What this task involves | Pull every line containing "моей" from the entries.

[Supplied entries start]

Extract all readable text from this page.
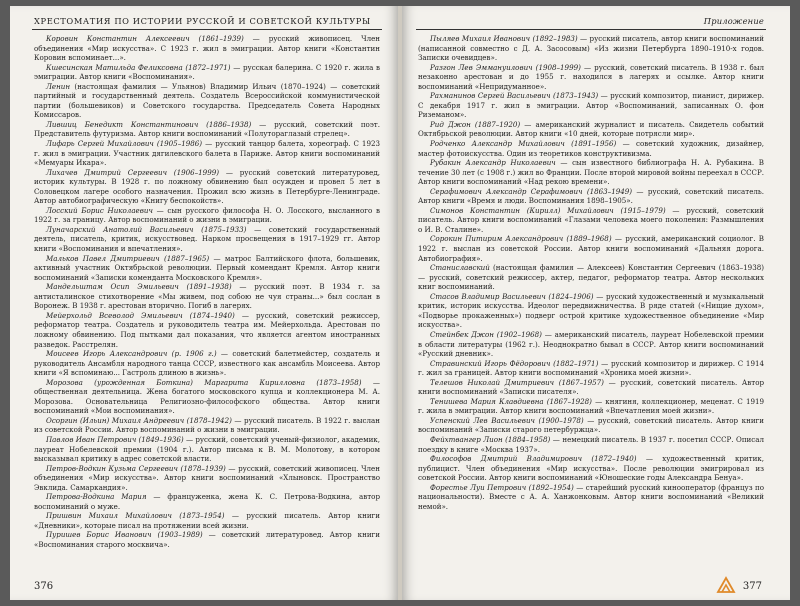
ХРЕСТОМАТИЯ ПО ИСТОРИИ РУССКОЙ И СОВЕТСКОЙ КУЛЬТУРЫ

Коровин Константин Алексеевич (1861–1939) — русский живописец. Член объединения «Мир искусства». С 1923 г. жил в эмиграции. Автор книги «Константин Коровин вспоминает...».

Кшесинская Матильда Феликсовна (1872–1971) — русская балерина. С 1920 г. жила в эмиграции. Автор книги «Воспоминания».

Ленин (настоящая фамилия — Ульянов) Владимир Ильич (1870–1924) — советский партийный и государственный деятель. Создатель Всероссийской коммунистической партии (большевиков) и Советского государства. Председатель Совета Народных Комиссаров.

Лившиц Бенедикт Константинович (1886–1938) — русский, советский поэт. Представитель футуризма. Автор книги воспоминаний «Полутораглазый стрелец».

Лифарь Сергей Михайлович (1905–1986) — русский танцор балета, хореограф. С 1923 г. жил в эмиграции. Участник дягилевского балета в Париже. Автор книги воспоминаний «Мемуары Икара».

Лихачев Дмитрий Сергеевич (1906–1999) — русский советский литературовед, историк культуры. В 1928 г. по ложному обвинению был осужден и провел 5 лет в Соловецком лагере особого назначения. Прожил всю жизнь в Петербурге-Ленинграде. Автор автобиографическую «Книгу беспокойств».

Лосский Борис Николаевич — сын русского философа Н. О. Лосского, высланного в 1922 г. за границу. Автор воспоминаний о жизни в эмиграции.

Луначарский Анатолий Васильевич (1875–1933) — советский государственный деятель, писатель, критик, искусствовед. Нарком просвещения в 1917–1929 гг. Автор книги «Воспоминания и впечатления».

Мальков Павел Дмитриевич (1887–1965) — матрос Балтийского флота, большевик, активный участник Октябрьской революции. Первый комендант Кремля. Автор книги воспоминаний «Записки коменданта Московского Кремля».

Мандельштам Осип Эмильевич (1891–1938) — русский поэт. В 1934 г. за антисталинское стихотворение «Мы живем, под собою не чуя страны...» был сослан в Воронеж. В 1938 г. арестован вторично. Погиб в лагерях.

Мейерхольд Всеволод Эмильевич (1874–1940) — русский, советский режиссер, реформатор театра. Создатель и руководитель театра им. Мейерхольда. Арестован по ложному обвинению. Под пытками дал показания, что является агентом иностранных разведок. Расстрелян.

Моисеев Игорь Александрович (р. 1906 г.) — советский балетмейстер, создатель и руководитель Ансамбля народного танца СССР, известного как ансамбль Моисеева. Автор книги «Я вспоминаю... Гастроль длиною в жизнь».

Морозова (урожденная Боткина) Маргарита Кирилловна (1873–1958) — общественная деятельница. Жена богатого московского купца и коллекционера М. А. Морозова. Основательница Религиозно-философского общества. Автор книги воспоминаний «Мои воспоминания».

Осоргин (Ильин) Михаил Андреевич (1878–1942) — русский писатель. В 1922 г. выслан из советской России. Автор воспоминаний о жизни в эмиграции.

Павлов Иван Петрович (1849–1936) — русский, советский ученый-физиолог, академик, лауреат Нобелевской премии (1904 г.). Автор письма к В. М. Молотову, в котором высказывал критику в адрес советской власти.

Петров-Водкин Кузьма Сергеевич (1878–1939) — русский, советский живописец. Член объединения «Мир искусства». Автор книги воспоминаний «Хлыновск. Пространство Эвклида. Самаркандия».

Петрова-Водкина Мария — француженка, жена К. С. Петрова-Водкина, автор воспоминаний о муже.

Пришвин Михаил Михайлович (1873–1954) — русский писатель. Автор книги «Дневники», которые писал на протяжении всей жизни.

Пуришев Борис Иванович (1903–1989) — советский литературовед. Автор книги «Воспоминания старого москвича».

376
Приложение

Пыляев Михаил Иванович (1892–1983) — русский писатель, автор книги воспоминаний (написанной совместно с Д. А. Засосовым) «Из жизни Петербурга 1890–1910-х годов. Записки очевидцев».

Разгон Лев Эммануилович (1908–1999) — русский, советский писатель. В 1938 г. был незаконно арестован и до 1955 г. находился в лагерях и ссылке. Автор книги воспоминаний «Непридуманное».

Рахманинов Сергей Васильевич (1873–1943) — русский композитор, пианист, дирижер. С декабря 1917 г. жил в эмиграции. Автор «Воспоминаний, записанных О. фон Риземаном».

Рид Джон (1887–1920) — американский журналист и писатель. Свидетель событий Октябрьской революции. Автор книги «10 дней, которые потрясли мир».

Родченко Александр Михайлович (1891–1956) — советский художник, дизайнер, мастер фотоискусства. Один из теоретиков конструктивизма.

Рубакин Александр Николаевич — сын известного библиографа Н. А. Рубакина. В течение 30 лет (с 1908 г.) жил во Франции. После второй мировой войны переехал в СССР. Автор книги воспоминаний «Над рекою времени».

Серафимович Александр Серафимович (1863–1949) — русский, советский писатель. Автор книги «Время и люди. Воспоминания 1898–1905».

Симонов Константин (Кирилл) Михайлович (1915–1979) — русский, советский писатель. Автор книги воспоминаний «Глазами человека моего поколения: Размышления о И. В. Сталине».

Сорокин Питирим Александрович (1889–1968) — русский, американский социолог. В 1922 г. выслан из советской России. Автор книги воспоминаний «Дальняя дорога. Автобиография».

Станиславский (настоящая фамилия — Алексеев) Константин Сергеевич (1863–1938) — русский, советский режиссер, актер, педагог, реформатор театра. Автор нескольких книг воспоминаний.

Стасов Владимир Васильевич (1824–1906) — русский художественный и музыкальный критик, историк искусства. Идеолог передвижничества. В ряде статей («Нищие духом», «Подворье прокаженных») подверг острой критике художественное объединение «Мир искусства».

Стейнбек Джон (1902–1968) — американский писатель, лауреат Нобелевской премии в области литературы (1962 г.). Неоднократно бывал в СССР. Автор книги воспоминаний «Русский дневник».

Стравинский Игорь Фёдорович (1882–1971) — русский композитор и дирижер. С 1914 г. жил за границей. Автор книги воспоминаний «Хроника моей жизни».

Телешов Николай Дмитриевич (1867–1957) — русский, советский писатель. Автор книги воспоминаний «Записки писателя».

Тенишева Мария Клавдиевна (1867–1928) — княгиня, коллекционер, меценат. С 1919 г. жила в эмиграции. Автор книги воспоминаний «Впечатления моей жизни».

Успенский Лев Васильевич (1900–1978) — русский, советский писатель. Автор книги воспоминаний «Записки старого петербуржца».

Фейхтвангер Лион (1884–1958) — немецкий писатель. В 1937 г. посетил СССР. Описал поездку в книге «Москва 1937».

Философов Дмитрий Владимирович (1872–1940) — художественный критик, публицист. Член объединения «Мир искусства». После революции эмигрировал из советской России. Автор книги воспоминаний «Юношеские годы Александра Бенуа».

Форестье Луи Петрович (1892–1954) — старейший русский кинооператор (француз по национальности). Вместе с А. А. Ханжонковым. Автор книги воспоминаний «Великий немой».

377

[Supplied entries end]

Expected output |
Стравинский Игорь Фёдорович (1882–1971) — русский композитор и дирижер. С 1914 г. жил за границей. Автор книги воспоминаний «Хроника моей жизни».
Тенишева Мария Клавдиевна (1867–1928) — княгиня, коллекционер, меценат. С 1919 г. жила в эмиграции. Автор книги воспоминаний «Впечатления моей жизни».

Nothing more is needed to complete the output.